:: Material
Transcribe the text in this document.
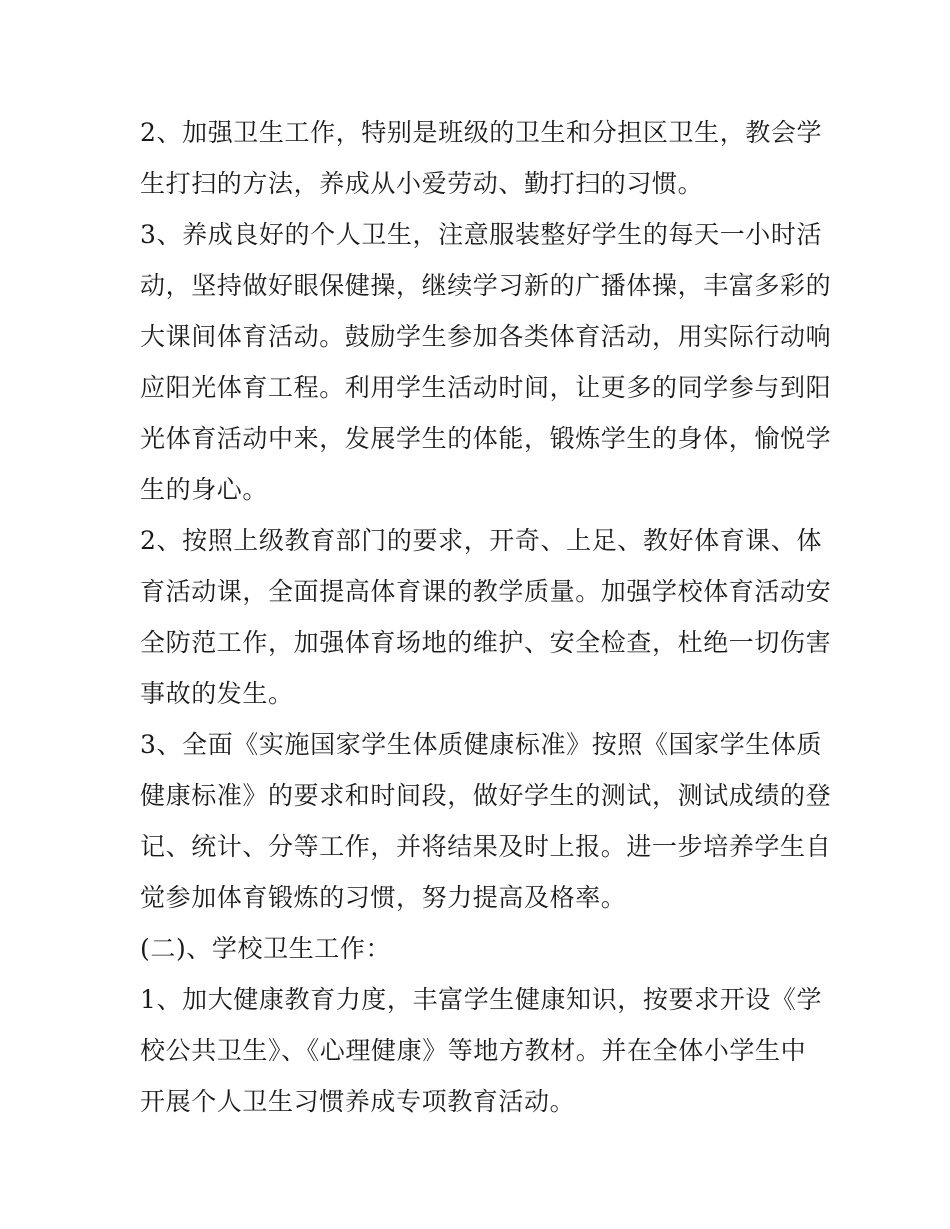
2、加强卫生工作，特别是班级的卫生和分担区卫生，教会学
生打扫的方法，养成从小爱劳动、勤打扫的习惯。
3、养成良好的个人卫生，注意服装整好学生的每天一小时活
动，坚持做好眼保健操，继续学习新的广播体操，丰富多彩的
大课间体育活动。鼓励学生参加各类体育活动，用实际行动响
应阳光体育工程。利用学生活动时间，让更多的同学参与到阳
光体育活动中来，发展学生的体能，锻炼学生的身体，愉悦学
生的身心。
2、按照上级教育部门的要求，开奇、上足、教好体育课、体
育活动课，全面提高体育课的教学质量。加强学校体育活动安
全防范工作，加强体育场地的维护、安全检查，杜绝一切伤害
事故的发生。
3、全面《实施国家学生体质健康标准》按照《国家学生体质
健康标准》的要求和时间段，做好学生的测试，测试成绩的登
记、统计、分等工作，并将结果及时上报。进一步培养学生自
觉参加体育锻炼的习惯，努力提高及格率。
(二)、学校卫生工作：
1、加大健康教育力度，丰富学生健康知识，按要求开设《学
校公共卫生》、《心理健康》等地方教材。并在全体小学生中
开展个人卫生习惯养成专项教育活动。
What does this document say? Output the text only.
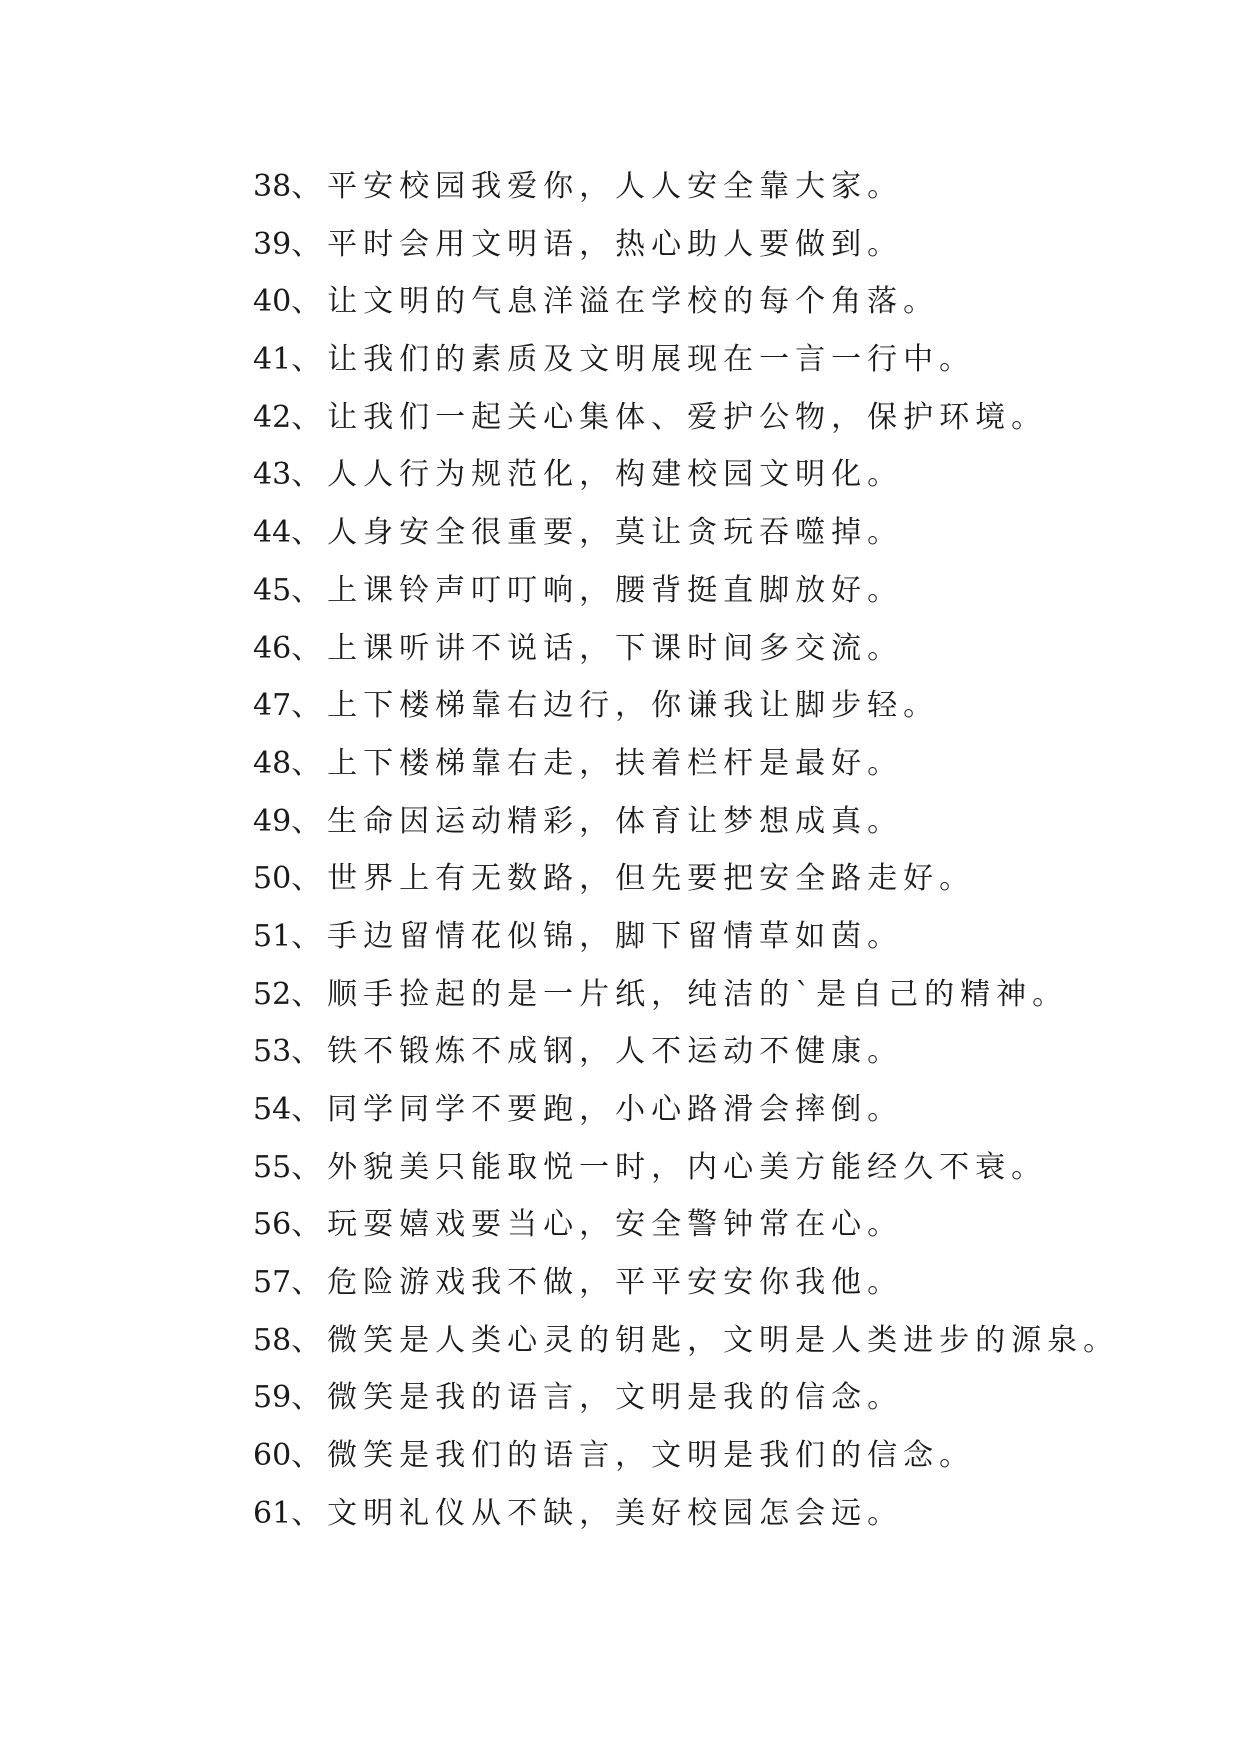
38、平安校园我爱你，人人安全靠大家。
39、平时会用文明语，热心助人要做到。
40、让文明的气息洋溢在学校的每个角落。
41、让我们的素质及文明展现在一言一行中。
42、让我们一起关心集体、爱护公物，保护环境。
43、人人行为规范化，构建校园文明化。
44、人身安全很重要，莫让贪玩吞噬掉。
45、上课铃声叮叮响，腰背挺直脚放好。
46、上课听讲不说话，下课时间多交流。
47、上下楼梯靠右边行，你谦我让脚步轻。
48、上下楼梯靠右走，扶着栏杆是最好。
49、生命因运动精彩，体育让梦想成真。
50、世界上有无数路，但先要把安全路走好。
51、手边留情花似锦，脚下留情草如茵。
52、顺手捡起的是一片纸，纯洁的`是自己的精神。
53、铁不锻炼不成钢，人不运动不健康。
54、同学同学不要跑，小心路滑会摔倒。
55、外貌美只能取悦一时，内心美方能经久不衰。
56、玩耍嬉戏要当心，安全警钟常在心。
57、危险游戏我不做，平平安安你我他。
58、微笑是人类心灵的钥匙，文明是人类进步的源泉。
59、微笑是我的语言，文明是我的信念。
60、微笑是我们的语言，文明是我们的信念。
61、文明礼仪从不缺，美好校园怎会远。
::::
The exercise →
Set down the records in full and exactly. Do not carry over any image.

Result for this exercise →
Transcribe the text in this document.
2、加强卫生工作，特别是班级的卫生和分担区卫生，教会学
生打扫的方法，养成从小爱劳动、勤打扫的习惯。
3、养成良好的个人卫生，注意服装整好学生的每天一小时活
动，坚持做好眼保健操，继续学习新的广播体操，丰富多彩的
大课间体育活动。鼓励学生参加各类体育活动，用实际行动响
应阳光体育工程。利用学生活动时间，让更多的同学参与到阳
光体育活动中来，发展学生的体能，锻炼学生的身体，愉悦学
生的身心。
2、按照上级教育部门的要求，开奇、上足、教好体育课、体
育活动课，全面提高体育课的教学质量。加强学校体育活动安
全防范工作，加强体育场地的维护、安全检查，杜绝一切伤害
事故的发生。
3、全面《实施国家学生体质健康标准》按照《国家学生体质
健康标准》的要求和时间段，做好学生的测试，测试成绩的登
记、统计、分等工作，并将结果及时上报。进一步培养学生自
觉参加体育锻炼的习惯，努力提高及格率。
(二)、学校卫生工作：
1、加大健康教育力度，丰富学生健康知识，按要求开设《学
校公共卫生》、《心理健康》等地方教材。并在全体小学生中
开展个人卫生习惯养成专项教育活动。
What does this document say? Output the text only.
38、平安校园我爱你，人人安全靠大家。
39、平时会用文明语，热心助人要做到。
40、让文明的气息洋溢在学校的每个角落。
41、让我们的素质及文明展现在一言一行中。
42、让我们一起关心集体、爱护公物，保护环境。
43、人人行为规范化，构建校园文明化。
44、人身安全很重要，莫让贪玩吞噬掉。
45、上课铃声叮叮响，腰背挺直脚放好。
46、上课听讲不说话，下课时间多交流。
47、上下楼梯靠右边行，你谦我让脚步轻。
48、上下楼梯靠右走，扶着栏杆是最好。
49、生命因运动精彩，体育让梦想成真。
50、世界上有无数路，但先要把安全路走好。
51、手边留情花似锦，脚下留情草如茵。
52、顺手捡起的是一片纸，纯洁的`是自己的精神。
53、铁不锻炼不成钢，人不运动不健康。
54、同学同学不要跑，小心路滑会摔倒。
55、外貌美只能取悦一时，内心美方能经久不衰。
56、玩耍嬉戏要当心，安全警钟常在心。
57、危险游戏我不做，平平安安你我他。
58、微笑是人类心灵的钥匙，文明是人类进步的源泉。
59、微笑是我的语言，文明是我的信念。
60、微笑是我们的语言，文明是我们的信念。
61、文明礼仪从不缺，美好校园怎会远。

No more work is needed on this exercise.